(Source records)
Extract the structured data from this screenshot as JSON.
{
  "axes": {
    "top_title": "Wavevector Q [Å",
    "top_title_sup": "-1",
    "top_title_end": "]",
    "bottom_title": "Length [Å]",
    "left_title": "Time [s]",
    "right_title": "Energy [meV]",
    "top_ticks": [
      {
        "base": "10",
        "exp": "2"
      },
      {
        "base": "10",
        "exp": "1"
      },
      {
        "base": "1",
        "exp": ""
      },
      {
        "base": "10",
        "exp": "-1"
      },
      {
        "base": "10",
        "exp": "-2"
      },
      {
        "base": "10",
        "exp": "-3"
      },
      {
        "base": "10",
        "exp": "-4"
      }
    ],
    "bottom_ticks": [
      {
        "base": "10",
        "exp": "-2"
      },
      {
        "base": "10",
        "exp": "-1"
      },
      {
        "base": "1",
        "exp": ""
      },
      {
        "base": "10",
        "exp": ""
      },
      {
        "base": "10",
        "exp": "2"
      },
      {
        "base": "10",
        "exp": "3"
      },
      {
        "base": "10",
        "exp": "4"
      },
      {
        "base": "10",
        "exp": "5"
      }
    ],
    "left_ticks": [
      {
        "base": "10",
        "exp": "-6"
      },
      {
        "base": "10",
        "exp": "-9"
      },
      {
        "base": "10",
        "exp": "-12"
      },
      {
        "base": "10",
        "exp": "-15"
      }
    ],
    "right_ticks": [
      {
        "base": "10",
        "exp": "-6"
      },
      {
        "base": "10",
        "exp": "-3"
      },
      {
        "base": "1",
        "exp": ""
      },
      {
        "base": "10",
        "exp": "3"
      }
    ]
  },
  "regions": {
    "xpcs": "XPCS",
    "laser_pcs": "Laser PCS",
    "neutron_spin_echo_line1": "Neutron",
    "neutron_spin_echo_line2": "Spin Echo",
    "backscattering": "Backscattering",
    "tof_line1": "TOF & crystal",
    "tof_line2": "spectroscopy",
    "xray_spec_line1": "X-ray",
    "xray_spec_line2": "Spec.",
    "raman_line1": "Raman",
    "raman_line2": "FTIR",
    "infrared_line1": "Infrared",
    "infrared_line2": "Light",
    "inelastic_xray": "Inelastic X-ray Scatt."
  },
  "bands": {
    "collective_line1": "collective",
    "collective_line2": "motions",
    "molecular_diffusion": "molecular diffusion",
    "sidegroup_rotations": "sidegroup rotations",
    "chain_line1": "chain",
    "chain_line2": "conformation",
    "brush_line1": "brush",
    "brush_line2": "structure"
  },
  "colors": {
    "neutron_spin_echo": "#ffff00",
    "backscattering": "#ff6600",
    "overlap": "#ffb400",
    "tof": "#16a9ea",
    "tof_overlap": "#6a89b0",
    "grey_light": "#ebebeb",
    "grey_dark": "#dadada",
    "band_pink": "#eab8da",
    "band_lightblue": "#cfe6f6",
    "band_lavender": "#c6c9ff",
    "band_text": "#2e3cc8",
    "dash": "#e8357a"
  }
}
---
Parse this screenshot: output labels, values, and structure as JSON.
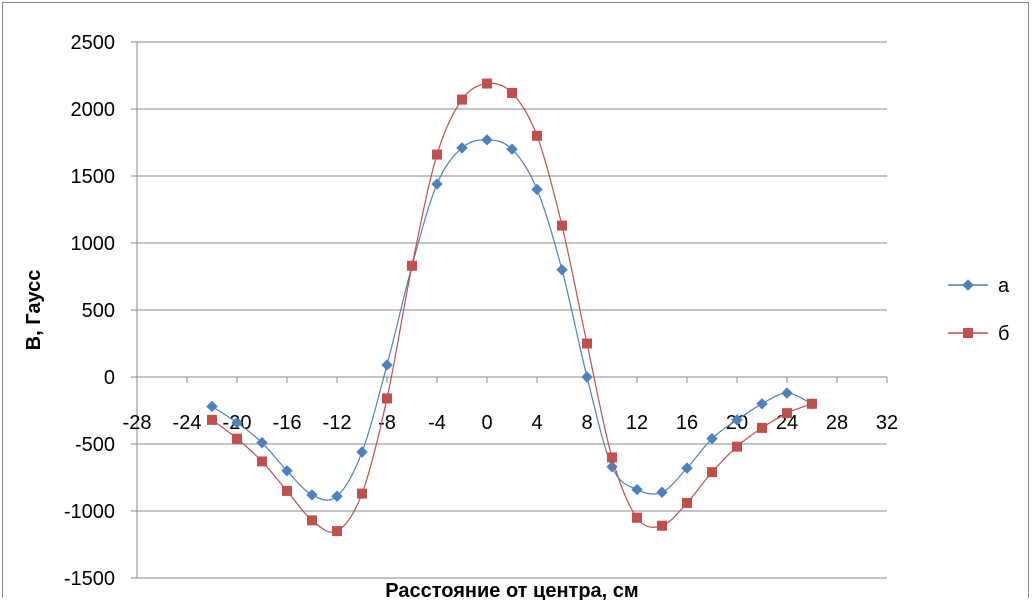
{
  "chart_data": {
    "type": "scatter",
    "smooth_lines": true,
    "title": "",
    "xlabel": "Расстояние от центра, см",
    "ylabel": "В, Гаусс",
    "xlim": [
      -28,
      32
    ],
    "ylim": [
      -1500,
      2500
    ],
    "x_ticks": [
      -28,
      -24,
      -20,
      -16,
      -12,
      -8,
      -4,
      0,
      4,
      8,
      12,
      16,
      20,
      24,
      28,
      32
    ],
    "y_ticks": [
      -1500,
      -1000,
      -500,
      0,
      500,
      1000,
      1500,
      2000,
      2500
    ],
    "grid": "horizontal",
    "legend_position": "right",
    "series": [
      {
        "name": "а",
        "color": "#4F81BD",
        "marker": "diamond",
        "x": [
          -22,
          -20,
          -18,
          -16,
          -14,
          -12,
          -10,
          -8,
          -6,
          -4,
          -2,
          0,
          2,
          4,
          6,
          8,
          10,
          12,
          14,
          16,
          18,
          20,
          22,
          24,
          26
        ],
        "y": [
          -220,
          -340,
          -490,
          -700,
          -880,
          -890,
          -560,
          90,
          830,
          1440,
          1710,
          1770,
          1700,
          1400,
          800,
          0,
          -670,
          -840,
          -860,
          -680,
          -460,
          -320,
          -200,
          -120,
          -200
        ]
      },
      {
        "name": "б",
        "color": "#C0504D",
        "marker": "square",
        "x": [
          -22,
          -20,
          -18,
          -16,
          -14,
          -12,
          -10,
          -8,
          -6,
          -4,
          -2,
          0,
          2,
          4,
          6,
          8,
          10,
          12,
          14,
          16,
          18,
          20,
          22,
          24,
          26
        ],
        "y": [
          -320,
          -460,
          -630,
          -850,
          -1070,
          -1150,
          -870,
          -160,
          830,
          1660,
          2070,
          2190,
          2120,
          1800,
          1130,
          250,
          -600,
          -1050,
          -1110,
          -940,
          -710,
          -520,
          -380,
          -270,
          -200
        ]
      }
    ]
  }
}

> [TASK TO COMPLETE] Copy every line of the data that holds the string "JSON".

> [RESULT]
Extract the structured data from this screenshot as JSON.
Parse this screenshot: output labels, values, and structure as JSON.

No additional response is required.